> _How to complete this task_: Filter the entries, keeping every line with the string "khác".

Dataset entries
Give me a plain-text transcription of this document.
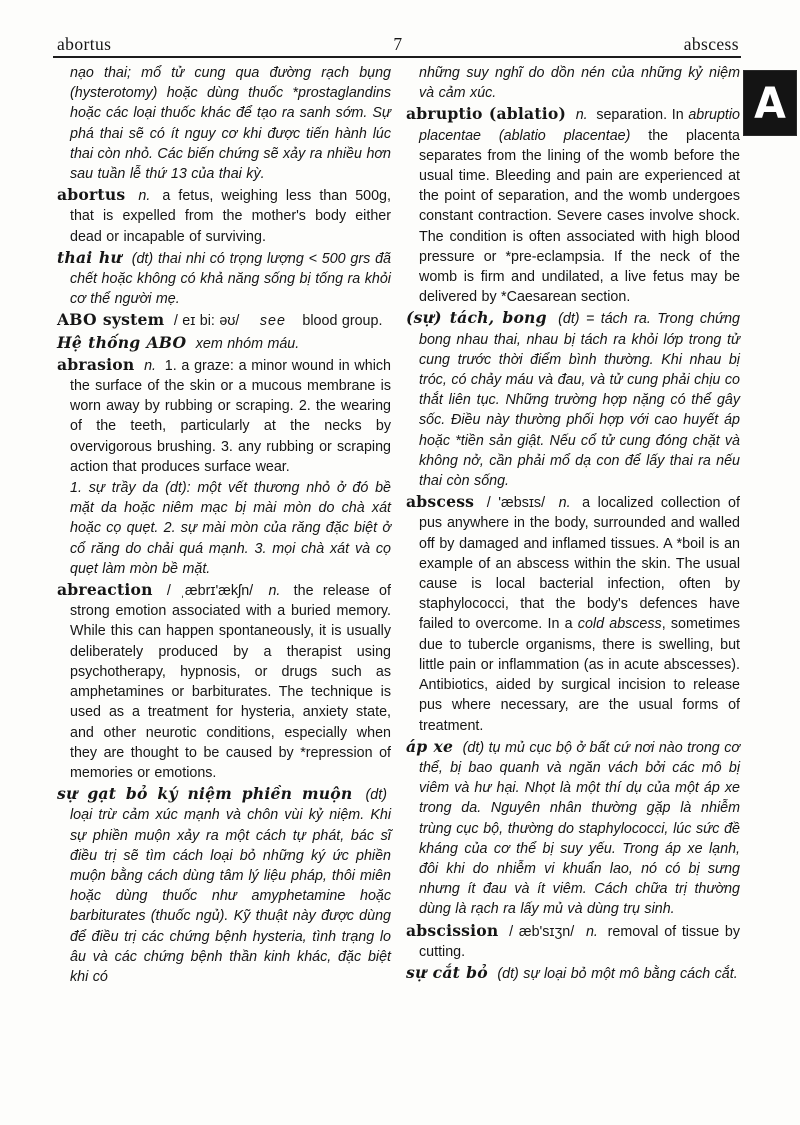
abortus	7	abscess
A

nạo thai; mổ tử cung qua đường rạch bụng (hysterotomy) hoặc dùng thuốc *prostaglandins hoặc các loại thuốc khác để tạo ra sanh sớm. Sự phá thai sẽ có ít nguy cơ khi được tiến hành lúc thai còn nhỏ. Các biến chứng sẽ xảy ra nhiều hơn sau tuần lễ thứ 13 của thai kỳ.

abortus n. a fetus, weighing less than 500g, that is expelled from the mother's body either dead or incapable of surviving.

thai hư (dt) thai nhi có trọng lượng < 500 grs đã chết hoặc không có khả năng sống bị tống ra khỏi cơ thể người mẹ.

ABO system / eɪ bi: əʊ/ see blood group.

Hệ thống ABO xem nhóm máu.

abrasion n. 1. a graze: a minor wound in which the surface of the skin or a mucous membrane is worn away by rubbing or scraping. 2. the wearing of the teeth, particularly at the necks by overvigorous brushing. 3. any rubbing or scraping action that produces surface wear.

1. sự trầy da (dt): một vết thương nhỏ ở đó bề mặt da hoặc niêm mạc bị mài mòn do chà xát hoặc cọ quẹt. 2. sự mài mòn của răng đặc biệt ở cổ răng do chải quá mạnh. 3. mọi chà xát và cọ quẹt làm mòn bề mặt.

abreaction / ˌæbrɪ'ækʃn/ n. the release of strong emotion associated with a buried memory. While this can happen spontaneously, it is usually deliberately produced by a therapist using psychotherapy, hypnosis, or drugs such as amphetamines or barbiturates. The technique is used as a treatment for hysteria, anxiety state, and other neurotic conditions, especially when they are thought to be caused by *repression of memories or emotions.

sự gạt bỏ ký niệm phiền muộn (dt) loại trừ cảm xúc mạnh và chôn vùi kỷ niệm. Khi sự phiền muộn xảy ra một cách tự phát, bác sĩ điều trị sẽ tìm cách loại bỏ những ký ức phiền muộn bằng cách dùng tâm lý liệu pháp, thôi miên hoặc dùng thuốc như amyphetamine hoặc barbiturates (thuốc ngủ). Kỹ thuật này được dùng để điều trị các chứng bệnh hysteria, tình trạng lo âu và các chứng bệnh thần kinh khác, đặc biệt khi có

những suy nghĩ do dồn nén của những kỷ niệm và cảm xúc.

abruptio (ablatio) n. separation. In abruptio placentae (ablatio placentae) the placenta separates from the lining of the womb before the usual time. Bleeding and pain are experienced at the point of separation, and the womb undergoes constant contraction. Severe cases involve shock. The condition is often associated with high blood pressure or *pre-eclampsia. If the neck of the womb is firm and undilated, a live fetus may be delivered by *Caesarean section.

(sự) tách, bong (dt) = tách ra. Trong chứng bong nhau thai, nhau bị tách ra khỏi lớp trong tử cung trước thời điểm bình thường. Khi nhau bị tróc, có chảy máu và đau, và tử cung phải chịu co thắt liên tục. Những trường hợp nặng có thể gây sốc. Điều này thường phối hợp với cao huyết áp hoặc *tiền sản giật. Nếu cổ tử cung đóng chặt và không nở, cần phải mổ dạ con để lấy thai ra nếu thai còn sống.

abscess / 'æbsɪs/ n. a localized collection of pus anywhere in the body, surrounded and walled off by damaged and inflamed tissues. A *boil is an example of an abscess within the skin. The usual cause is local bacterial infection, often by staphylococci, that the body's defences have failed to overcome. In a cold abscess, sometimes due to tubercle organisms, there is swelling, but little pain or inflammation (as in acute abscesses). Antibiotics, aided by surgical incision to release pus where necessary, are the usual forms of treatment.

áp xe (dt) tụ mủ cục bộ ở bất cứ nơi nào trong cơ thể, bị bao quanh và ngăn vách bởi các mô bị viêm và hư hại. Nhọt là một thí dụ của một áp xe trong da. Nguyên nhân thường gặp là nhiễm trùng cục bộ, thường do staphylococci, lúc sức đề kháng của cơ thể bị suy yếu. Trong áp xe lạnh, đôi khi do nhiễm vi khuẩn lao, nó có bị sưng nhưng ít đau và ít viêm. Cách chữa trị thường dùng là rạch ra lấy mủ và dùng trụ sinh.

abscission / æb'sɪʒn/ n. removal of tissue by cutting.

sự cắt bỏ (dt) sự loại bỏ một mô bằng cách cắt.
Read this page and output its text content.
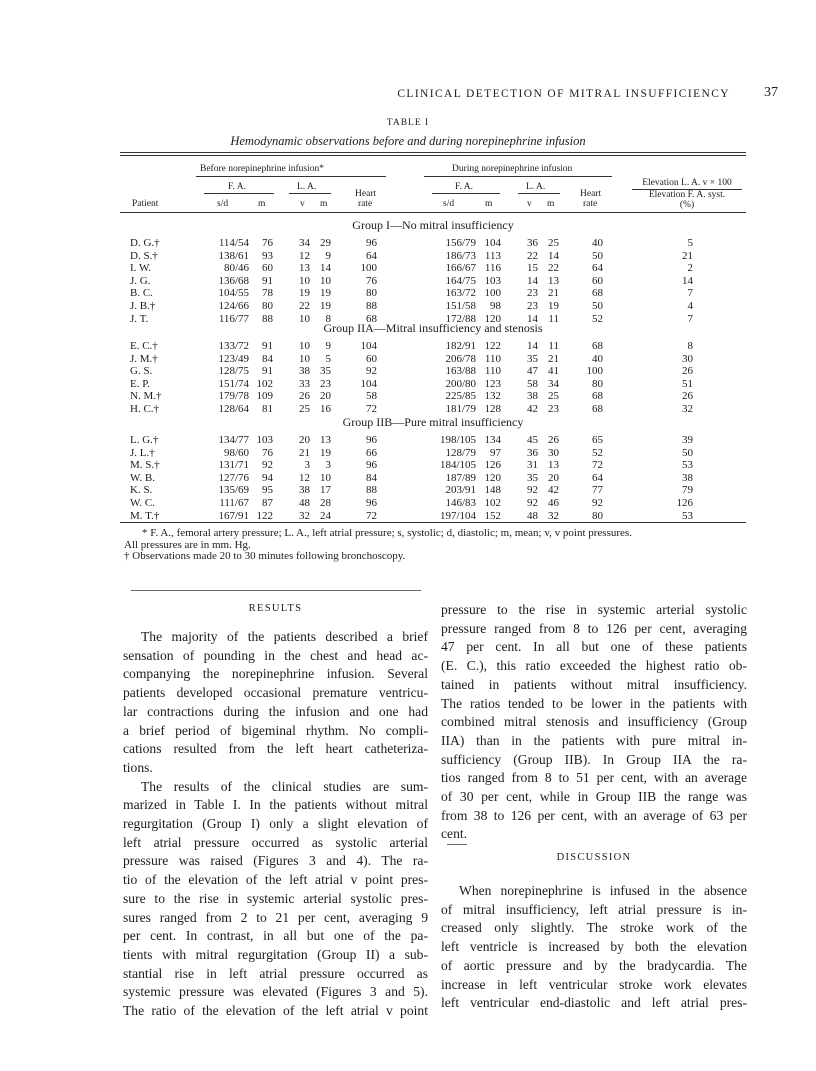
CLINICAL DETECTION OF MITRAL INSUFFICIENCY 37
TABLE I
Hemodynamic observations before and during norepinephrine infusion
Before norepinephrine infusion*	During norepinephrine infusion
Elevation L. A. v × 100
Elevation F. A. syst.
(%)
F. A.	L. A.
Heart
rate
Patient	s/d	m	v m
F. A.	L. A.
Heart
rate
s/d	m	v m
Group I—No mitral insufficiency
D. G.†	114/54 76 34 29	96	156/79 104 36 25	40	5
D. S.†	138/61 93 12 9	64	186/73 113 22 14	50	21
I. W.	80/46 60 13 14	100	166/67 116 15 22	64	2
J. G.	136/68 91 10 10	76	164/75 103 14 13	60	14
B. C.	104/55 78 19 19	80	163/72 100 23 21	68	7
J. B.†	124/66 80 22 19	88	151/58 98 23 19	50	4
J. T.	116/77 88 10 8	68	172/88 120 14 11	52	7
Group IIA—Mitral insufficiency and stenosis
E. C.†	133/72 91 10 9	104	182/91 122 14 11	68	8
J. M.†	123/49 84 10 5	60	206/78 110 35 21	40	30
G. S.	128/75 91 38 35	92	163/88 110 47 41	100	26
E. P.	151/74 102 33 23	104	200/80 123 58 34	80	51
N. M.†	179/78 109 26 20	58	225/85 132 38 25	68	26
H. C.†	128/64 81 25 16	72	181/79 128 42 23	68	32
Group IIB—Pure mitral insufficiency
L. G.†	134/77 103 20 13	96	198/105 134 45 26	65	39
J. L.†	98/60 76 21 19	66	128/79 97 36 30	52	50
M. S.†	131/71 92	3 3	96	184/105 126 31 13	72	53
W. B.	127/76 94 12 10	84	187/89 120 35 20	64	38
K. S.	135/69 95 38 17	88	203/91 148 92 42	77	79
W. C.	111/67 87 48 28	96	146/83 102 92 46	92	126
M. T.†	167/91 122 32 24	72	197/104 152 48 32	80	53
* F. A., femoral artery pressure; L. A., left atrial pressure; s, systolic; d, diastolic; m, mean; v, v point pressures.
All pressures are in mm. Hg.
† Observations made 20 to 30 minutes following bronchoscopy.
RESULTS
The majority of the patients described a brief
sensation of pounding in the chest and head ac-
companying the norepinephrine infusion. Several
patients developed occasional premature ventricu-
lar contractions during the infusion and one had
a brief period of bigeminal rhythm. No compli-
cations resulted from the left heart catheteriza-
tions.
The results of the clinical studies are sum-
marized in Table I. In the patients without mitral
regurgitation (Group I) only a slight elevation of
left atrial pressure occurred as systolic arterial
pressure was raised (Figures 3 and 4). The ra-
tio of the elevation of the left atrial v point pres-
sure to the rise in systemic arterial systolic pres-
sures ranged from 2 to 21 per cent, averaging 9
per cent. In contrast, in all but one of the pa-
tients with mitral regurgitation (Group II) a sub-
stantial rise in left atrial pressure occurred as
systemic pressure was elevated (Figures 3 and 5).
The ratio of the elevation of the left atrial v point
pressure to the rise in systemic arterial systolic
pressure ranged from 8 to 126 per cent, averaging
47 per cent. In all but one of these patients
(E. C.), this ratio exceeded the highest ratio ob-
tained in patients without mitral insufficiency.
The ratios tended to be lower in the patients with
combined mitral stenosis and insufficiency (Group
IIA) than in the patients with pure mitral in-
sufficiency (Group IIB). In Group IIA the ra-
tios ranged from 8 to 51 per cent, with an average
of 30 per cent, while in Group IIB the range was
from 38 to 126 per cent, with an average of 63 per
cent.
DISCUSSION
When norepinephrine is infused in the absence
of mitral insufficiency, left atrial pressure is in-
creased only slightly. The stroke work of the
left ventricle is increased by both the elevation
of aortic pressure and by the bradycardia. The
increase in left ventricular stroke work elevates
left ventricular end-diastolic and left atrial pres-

> _Exercise result_:
nạo thai; mổ tử cung qua đường rạch bụng (hysterotomy) hoặc dùng thuốc *prostaglandins hoặc các loại thuốc khác để tạo ra sanh sớm. Sự phá thai sẽ có ít nguy cơ khi được tiến hành lúc thai còn nhỏ. Các biến chứng sẽ xảy ra nhiều hơn sau tuần lễ thứ 13 của thai kỳ.
sự gạt bỏ ký niệm phiền muộn (dt) loại trừ cảm xúc mạnh và chôn vùi kỷ niệm. Khi sự phiền muộn xảy ra một cách tự phát, bác sĩ điều trị sẽ tìm cách loại bỏ những ký ức phiền muộn bằng cách dùng tâm lý liệu pháp, thôi miên hoặc dùng thuốc như amyphetamine hoặc barbiturates (thuốc ngủ). Kỹ thuật này được dùng để điều trị các chứng bệnh hysteria, tình trạng lo âu và các chứng bệnh thần kinh khác, đặc biệt khi có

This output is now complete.